- Actions to take:
1 - From the text on Joel Shapiro's four prints, extract the passage that begins at the words "Best known for" and stops after "restless visual intelligence.".
2 - Translate this sentence from the text on Joel Shapiro's four prints into Spanish: "Best known for his kinetic, off-balance sculptures, Shapiro also embraced printmaking as a medium of exploration and immediacy."
3 - Please carry on the text about Joel Shapiro's four prints from the point where it stops.

- Excerpt to read:
--- START ---
On the wall
Joel Shapiro: Four Prints
Joel Shapiro (1941–2025)
Currently on view in the back room at Ino: Four prints on loan from Gemini G.E.L at Joni Weyl.
Ino is honored to exhibit four prints by Joel Shapiro (1941–2024), a towering figure in postwar American art who sadly passed this past June. Over five decades, Shapiro transformed the language of abstraction, distilling complex emotion and movement into forms that feel both rigorously constructed and vividly human.
Best known for his kinetic, off-balance sculptures, Shapiro also embraced printmaking as a medium of exploration and immediacy. The works on view span screenprint, lithograph, woodcut, and collage techniques, each revealing a distinct facet of his restless visual intelligence.
In UP DOWN AROUND , vivid chromatic shapes tumble and pivot across the surface, evoking motion and tension with architectural clarity. FOR STUDIO, a 6-color woodcut made as a benefit edition for Studio in a School, softens that energy into a study of quiet balance. GO (For Obama) is compact and exuberant—a screenprint of compressed optimism, created for an Obama fundraiser as a gesture of political affirmation and joy. The most lyrical of the group, BOAT, BIRD, MOTHER AND CHILD, combines screenprint and collage in twelve printings, alluding to narrative and figuration through abstraction—both playful and tender.
--- END ---
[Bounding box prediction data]
--- START ---
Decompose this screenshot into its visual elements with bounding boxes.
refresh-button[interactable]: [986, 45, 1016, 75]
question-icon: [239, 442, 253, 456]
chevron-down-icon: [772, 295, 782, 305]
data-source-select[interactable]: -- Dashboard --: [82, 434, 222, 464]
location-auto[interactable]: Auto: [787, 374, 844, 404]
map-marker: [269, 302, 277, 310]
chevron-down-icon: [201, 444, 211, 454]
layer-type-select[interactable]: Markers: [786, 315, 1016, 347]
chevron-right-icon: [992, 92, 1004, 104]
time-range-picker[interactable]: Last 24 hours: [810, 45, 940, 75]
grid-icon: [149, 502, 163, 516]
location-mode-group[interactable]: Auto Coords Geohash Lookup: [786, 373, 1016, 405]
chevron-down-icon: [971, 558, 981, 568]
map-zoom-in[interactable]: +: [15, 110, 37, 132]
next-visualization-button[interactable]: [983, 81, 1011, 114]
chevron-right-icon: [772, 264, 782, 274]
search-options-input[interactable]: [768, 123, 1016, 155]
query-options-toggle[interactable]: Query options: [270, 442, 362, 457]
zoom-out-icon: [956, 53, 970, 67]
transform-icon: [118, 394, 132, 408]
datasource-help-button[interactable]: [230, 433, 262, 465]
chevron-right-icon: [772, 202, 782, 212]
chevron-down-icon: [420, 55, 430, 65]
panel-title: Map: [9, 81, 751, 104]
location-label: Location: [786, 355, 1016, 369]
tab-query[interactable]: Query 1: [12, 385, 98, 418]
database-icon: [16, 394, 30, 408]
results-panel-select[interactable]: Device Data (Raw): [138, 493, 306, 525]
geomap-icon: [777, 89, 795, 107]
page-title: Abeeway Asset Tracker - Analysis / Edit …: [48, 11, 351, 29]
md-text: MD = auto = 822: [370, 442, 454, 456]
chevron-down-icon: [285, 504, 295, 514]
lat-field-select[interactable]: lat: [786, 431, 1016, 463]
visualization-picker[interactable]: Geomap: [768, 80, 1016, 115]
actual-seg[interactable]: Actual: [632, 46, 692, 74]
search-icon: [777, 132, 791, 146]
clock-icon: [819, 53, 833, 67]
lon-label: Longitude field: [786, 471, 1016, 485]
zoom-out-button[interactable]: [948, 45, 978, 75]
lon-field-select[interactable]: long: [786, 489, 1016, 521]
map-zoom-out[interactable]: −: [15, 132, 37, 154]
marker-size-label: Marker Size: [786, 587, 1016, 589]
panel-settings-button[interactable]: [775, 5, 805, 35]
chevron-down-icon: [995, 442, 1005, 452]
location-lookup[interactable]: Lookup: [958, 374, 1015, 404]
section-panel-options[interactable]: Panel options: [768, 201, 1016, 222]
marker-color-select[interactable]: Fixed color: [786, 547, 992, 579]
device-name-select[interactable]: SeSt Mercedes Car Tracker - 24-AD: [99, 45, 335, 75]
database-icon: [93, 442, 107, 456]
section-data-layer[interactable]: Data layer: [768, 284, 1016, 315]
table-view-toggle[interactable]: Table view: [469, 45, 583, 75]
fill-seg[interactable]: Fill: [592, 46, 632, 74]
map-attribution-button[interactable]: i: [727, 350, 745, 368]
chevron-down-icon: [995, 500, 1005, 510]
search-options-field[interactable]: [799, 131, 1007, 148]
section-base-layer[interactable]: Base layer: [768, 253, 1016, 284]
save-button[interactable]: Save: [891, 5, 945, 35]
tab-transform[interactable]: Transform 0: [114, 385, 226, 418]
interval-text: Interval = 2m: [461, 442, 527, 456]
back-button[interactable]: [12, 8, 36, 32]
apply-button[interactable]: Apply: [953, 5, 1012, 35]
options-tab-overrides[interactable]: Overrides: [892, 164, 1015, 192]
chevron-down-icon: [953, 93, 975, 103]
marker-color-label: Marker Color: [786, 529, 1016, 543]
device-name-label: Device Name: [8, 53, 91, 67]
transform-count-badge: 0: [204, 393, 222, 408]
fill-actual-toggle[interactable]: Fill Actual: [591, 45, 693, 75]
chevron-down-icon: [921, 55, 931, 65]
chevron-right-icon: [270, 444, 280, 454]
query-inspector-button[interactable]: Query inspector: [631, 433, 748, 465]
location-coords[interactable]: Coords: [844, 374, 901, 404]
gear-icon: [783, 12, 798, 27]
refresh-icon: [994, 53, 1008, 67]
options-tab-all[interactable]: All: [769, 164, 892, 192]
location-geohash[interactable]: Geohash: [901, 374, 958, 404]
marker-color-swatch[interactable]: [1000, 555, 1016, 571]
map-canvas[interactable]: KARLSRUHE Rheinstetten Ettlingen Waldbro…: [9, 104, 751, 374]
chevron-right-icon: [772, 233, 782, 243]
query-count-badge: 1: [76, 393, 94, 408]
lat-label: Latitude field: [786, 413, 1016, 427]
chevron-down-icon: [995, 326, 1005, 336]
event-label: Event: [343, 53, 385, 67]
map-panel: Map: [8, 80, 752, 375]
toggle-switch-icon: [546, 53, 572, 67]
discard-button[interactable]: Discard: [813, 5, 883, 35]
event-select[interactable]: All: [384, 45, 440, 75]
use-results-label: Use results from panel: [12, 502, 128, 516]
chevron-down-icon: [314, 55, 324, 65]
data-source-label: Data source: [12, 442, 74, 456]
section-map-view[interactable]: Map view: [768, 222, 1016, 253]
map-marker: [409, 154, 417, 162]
--- END ---
- Answers for this exercise:
1 -
Best known for his kinetic, off-balance sculptures, Shapiro also embraced printmaking as a medium of exploration and immediacy. The works on view span screenprint, lithograph, woodcut, and collage techniques, each revealing a distinct facet of his restless visual intelligence.

2 - Conocido sobre todo por sus esculturas cinéticas y desequilibradas, Shapiro también adoptó el grabado como un medio de exploración e inmediatez.

3 -
These works, installed in Ino’s rear dining room, reflect Shapiro’s deep engagement with structure, emotion, and visual rhythm. They are on loan from Gemini G.E.L at Joni Weyl, whose collaboration with Joel and many of his peers, has helped bring many works on paper of this generation to light . We are grateful for the opportunity to share them here, and for the fond memory they illicit of Joel.
Joel once said that “drawing is a way of approaching the world—it’s about thinking, feeling, and discovering,” a sentiment recalled by critic Dave Hickey in his meditation on the artist’s work. In that spirit, these prints invite us to pause—to look closely, feel deeply, and remember the clarity and humanity of Shapiro’s vision.
On loan through October, this is the first of many anticipated collaborations with contemporary artists.